List each line of the data that holds the word "ylabel".

*Dataset extract:*
..............................
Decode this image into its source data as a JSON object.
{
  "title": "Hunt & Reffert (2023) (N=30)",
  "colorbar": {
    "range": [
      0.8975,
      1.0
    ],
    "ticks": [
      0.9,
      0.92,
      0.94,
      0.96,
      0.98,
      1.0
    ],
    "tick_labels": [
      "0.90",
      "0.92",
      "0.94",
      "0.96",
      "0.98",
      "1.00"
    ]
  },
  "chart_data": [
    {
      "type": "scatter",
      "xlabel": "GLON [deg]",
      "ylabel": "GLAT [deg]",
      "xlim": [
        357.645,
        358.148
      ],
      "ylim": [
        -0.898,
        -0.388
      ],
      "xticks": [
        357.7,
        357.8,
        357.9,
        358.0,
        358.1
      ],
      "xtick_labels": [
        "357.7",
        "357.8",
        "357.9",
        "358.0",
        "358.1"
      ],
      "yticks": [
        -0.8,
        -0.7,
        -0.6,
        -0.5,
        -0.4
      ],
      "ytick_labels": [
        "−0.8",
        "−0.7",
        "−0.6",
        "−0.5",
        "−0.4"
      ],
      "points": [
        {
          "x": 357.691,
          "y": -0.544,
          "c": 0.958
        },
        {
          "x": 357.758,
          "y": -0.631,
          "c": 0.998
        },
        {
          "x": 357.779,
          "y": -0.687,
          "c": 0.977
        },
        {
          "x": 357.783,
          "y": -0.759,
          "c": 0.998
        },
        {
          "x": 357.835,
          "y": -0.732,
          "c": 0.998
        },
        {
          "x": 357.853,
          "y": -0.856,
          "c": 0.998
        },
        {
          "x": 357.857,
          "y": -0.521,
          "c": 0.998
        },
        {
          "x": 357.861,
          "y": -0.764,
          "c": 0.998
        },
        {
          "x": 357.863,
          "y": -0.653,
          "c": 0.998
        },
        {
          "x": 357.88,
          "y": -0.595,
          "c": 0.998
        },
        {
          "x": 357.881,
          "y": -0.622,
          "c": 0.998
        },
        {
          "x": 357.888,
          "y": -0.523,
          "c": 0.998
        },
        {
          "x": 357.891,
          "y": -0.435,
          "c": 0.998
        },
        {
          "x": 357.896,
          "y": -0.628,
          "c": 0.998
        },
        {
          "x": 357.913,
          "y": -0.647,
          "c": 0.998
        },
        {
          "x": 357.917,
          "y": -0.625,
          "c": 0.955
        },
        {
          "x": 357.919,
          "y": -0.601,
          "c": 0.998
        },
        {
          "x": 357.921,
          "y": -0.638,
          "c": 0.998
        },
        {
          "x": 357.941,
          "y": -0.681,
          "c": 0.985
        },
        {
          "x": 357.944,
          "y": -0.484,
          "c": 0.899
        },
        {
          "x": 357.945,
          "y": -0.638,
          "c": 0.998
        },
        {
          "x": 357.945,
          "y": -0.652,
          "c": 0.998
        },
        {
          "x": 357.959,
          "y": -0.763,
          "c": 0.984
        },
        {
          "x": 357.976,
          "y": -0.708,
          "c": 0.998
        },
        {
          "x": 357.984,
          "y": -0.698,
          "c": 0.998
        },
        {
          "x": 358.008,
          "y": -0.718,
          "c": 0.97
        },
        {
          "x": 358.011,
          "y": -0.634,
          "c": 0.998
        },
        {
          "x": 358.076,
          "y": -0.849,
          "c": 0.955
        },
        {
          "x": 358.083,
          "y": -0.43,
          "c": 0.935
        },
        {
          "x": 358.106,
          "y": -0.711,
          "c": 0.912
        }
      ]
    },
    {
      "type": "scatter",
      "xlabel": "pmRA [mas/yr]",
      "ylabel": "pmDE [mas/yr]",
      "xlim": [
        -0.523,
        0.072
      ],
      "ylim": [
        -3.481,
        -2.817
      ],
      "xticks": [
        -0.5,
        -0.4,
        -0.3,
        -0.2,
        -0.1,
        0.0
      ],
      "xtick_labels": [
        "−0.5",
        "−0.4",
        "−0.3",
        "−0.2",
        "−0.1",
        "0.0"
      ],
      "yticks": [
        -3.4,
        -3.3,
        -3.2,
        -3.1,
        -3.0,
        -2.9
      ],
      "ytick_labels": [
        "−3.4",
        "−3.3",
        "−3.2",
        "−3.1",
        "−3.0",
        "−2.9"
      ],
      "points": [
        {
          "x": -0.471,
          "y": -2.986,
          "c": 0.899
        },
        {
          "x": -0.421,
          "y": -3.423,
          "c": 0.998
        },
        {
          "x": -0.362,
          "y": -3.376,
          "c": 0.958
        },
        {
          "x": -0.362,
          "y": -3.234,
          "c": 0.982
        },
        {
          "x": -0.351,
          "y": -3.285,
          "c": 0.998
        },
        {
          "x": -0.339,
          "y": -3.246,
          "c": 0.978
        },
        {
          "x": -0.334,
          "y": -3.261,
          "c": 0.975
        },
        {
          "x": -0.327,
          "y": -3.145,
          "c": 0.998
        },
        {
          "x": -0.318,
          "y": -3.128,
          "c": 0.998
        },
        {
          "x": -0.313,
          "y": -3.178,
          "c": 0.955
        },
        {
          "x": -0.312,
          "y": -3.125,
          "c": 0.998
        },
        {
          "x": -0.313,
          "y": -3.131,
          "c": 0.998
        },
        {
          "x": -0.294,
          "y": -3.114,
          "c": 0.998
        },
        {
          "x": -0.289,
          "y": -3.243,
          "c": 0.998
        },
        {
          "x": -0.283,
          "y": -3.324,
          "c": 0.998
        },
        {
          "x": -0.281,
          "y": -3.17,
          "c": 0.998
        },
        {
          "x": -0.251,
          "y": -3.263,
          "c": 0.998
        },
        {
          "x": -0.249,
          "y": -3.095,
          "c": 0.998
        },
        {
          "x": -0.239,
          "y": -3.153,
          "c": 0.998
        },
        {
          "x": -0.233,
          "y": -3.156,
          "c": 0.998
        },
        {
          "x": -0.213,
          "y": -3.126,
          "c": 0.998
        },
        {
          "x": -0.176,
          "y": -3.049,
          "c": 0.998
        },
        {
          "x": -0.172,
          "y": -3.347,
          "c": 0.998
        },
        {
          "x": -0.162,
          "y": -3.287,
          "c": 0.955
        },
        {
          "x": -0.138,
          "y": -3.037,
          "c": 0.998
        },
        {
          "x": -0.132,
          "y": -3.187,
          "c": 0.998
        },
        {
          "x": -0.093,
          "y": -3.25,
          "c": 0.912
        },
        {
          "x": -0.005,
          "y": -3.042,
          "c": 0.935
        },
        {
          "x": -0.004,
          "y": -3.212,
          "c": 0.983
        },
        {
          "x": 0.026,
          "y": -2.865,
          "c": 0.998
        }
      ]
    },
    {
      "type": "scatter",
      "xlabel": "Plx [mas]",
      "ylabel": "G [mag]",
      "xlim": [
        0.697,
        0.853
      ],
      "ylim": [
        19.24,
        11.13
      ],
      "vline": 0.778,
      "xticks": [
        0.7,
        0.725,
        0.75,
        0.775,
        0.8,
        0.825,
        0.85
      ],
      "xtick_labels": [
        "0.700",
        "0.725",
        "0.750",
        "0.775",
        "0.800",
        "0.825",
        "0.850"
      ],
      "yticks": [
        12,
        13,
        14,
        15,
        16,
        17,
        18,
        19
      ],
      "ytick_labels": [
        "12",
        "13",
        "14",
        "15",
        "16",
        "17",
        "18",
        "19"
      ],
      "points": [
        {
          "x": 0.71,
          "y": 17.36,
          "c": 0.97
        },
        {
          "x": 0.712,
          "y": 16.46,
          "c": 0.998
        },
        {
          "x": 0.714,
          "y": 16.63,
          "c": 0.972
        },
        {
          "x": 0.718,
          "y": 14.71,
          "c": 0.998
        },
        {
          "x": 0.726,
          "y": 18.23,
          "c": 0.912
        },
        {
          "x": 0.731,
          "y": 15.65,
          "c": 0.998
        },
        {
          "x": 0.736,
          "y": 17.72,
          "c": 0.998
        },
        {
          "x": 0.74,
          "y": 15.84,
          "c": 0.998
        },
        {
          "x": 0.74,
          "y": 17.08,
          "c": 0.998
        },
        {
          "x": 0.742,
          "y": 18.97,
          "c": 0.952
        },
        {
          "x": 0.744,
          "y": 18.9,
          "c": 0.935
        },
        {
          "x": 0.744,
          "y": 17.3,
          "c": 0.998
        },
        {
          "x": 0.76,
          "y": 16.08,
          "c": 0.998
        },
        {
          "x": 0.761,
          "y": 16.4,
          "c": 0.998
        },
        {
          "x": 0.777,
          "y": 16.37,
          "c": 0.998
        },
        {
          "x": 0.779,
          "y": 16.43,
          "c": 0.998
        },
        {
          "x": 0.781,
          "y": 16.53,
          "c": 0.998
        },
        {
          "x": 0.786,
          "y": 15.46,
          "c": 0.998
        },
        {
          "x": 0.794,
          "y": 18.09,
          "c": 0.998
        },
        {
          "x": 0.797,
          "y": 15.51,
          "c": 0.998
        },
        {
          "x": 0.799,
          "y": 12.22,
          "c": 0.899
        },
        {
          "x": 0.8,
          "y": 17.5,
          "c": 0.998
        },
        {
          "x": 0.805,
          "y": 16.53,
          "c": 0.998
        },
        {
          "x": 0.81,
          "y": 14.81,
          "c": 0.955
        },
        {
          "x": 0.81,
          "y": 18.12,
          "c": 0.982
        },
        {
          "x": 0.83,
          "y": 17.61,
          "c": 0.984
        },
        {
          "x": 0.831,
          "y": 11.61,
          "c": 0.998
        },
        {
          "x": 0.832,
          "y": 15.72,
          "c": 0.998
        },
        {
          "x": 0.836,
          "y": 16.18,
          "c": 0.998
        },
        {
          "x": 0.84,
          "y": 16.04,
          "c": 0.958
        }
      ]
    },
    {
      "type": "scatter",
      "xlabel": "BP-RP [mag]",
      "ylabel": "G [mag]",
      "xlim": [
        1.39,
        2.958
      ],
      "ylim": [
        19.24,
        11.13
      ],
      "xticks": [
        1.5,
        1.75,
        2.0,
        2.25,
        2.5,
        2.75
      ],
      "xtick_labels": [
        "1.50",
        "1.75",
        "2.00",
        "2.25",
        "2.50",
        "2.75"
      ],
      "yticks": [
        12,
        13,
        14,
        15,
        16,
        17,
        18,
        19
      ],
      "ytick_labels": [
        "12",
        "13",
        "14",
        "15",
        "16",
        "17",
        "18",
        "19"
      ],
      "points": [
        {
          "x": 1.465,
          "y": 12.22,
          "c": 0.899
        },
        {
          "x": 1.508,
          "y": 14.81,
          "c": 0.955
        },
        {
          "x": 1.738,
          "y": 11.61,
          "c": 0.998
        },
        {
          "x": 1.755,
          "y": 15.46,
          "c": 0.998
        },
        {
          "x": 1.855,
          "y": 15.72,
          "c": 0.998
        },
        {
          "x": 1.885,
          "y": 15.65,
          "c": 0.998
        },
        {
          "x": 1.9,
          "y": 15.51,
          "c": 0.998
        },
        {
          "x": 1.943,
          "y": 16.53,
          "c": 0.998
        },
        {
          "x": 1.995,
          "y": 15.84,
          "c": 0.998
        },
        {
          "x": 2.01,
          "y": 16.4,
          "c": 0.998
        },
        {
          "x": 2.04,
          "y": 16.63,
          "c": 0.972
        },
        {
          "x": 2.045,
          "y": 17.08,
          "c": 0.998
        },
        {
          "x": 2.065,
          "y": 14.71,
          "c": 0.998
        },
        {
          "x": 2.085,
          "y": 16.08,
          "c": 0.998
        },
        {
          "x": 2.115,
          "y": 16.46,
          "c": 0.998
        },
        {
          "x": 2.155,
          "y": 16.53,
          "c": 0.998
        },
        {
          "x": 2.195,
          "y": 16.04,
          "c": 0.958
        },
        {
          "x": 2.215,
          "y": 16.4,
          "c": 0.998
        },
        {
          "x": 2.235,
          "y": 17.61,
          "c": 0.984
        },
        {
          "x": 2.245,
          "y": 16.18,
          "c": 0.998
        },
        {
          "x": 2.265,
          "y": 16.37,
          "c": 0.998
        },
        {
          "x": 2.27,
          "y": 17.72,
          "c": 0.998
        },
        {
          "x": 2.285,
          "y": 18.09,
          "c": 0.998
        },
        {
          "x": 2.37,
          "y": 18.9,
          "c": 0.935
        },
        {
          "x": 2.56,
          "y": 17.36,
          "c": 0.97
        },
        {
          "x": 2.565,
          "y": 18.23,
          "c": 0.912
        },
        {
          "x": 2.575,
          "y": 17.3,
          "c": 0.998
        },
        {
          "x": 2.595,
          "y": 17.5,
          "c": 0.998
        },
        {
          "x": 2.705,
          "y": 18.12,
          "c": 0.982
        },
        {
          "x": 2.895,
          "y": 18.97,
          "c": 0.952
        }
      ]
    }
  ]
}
..............................
*Response to this task:*
      "ylabel": "GLAT [deg]",
      "ylabel": "pmDE [mas/yr]",
      "ylabel": "G [mag]",
      "ylabel": "G [mag]",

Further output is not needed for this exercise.